* start Extracted material *
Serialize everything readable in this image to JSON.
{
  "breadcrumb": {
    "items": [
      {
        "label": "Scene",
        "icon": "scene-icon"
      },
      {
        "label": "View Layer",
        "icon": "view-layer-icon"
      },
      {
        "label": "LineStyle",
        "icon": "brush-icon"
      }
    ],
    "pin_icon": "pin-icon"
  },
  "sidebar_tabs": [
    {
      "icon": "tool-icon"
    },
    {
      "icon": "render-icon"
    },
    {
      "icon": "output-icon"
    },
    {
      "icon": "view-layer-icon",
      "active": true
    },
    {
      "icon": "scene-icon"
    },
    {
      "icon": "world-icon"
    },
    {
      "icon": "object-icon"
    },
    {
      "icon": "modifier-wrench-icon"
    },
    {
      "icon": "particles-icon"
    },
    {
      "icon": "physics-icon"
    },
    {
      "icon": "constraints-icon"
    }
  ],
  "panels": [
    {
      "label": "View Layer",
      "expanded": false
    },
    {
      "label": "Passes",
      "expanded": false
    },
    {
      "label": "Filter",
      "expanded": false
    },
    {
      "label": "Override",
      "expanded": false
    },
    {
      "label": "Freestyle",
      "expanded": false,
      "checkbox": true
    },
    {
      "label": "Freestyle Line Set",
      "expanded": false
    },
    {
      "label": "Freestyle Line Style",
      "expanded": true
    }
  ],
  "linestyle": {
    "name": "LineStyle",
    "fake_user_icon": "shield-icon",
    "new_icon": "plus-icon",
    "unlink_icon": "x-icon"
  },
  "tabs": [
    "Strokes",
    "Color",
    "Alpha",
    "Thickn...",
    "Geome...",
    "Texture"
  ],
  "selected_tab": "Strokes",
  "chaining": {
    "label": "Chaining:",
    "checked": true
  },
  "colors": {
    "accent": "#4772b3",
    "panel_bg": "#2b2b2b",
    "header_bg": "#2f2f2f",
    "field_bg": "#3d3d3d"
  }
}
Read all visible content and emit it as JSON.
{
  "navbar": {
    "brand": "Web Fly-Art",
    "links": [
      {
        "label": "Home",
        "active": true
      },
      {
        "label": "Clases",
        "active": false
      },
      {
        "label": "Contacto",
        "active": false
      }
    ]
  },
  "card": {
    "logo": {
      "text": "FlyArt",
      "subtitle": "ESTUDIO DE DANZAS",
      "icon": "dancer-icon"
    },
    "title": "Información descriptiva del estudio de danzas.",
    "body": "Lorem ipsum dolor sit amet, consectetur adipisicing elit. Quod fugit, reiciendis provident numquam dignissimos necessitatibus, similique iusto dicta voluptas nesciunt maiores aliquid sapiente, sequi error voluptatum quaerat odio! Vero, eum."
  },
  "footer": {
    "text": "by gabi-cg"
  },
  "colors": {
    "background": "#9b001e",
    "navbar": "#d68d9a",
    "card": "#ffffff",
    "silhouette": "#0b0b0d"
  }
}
* end Extracted material *
*Challenge*.
Reproduce every record, matching each line exactly.

*Solved exercise*.
Serialize everything readable in this image to JSON.
{
  "breadcrumb": {
    "items": [
      {
        "label": "Scene",
        "icon": "scene-icon"
      },
      {
        "label": "View Layer",
        "icon": "view-layer-icon"
      },
      {
        "label": "LineStyle",
        "icon": "brush-icon"
      }
    ],
    "pin_icon": "pin-icon"
  },
  "sidebar_tabs": [
    {
      "icon": "tool-icon"
    },
    {
      "icon": "render-icon"
    },
    {
      "icon": "output-icon"
    },
    {
      "icon": "view-layer-icon",
      "active": true
    },
    {
      "icon": "scene-icon"
    },
    {
      "icon": "world-icon"
    },
    {
      "icon": "object-icon"
    },
    {
      "icon": "modifier-wrench-icon"
    },
    {
      "icon": "particles-icon"
    },
    {
      "icon": "physics-icon"
    },
    {
      "icon": "constraints-icon"
    }
  ],
  "panels": [
    {
      "label": "View Layer",
      "expanded": false
    },
    {
      "label": "Passes",
      "expanded": false
    },
    {
      "label": "Filter",
      "expanded": false
    },
    {
      "label": "Override",
      "expanded": false
    },
    {
      "label": "Freestyle",
      "expanded": false,
      "checkbox": true
    },
    {
      "label": "Freestyle Line Set",
      "expanded": false
    },
    {
      "label": "Freestyle Line Style",
      "expanded": true
    }
  ],
  "linestyle": {
    "name": "LineStyle",
    "fake_user_icon": "shield-icon",
    "new_icon": "plus-icon",
    "unlink_icon": "x-icon"
  },
  "tabs": [
    "Strokes",
    "Color",
    "Alpha",
    "Thickn...",
    "Geome...",
    "Texture"
  ],
  "selected_tab": "Strokes",
  "chaining": {
    "label": "Chaining:",
    "checked": true
  },
  "colors": {
    "accent": "#4772b3",
    "panel_bg": "#2b2b2b",
    "header_bg": "#2f2f2f",
    "field_bg": "#3d3d3d"
  }
}
Read all visible content and emit it as JSON.
{
  "navbar": {
    "brand": "Web Fly-Art",
    "links": [
      {
        "label": "Home",
        "active": true
      },
      {
        "label": "Clases",
        "active": false
      },
      {
        "label": "Contacto",
        "active": false
      }
    ]
  },
  "card": {
    "logo": {
      "text": "FlyArt",
      "subtitle": "ESTUDIO DE DANZAS",
      "icon": "dancer-icon"
    },
    "title": "Información descriptiva del estudio de danzas.",
    "body": "Lorem ipsum dolor sit amet, consectetur adipisicing elit. Quod fugit, reiciendis provident numquam dignissimos necessitatibus, similique iusto dicta voluptas nesciunt maiores aliquid sapiente, sequi error voluptatum quaerat odio! Vero, eum."
  },
  "footer": {
    "text": "by gabi-cg"
  },
  "colors": {
    "background": "#9b001e",
    "navbar": "#d68d9a",
    "card": "#ffffff",
    "silhouette": "#0b0b0d"
  }
}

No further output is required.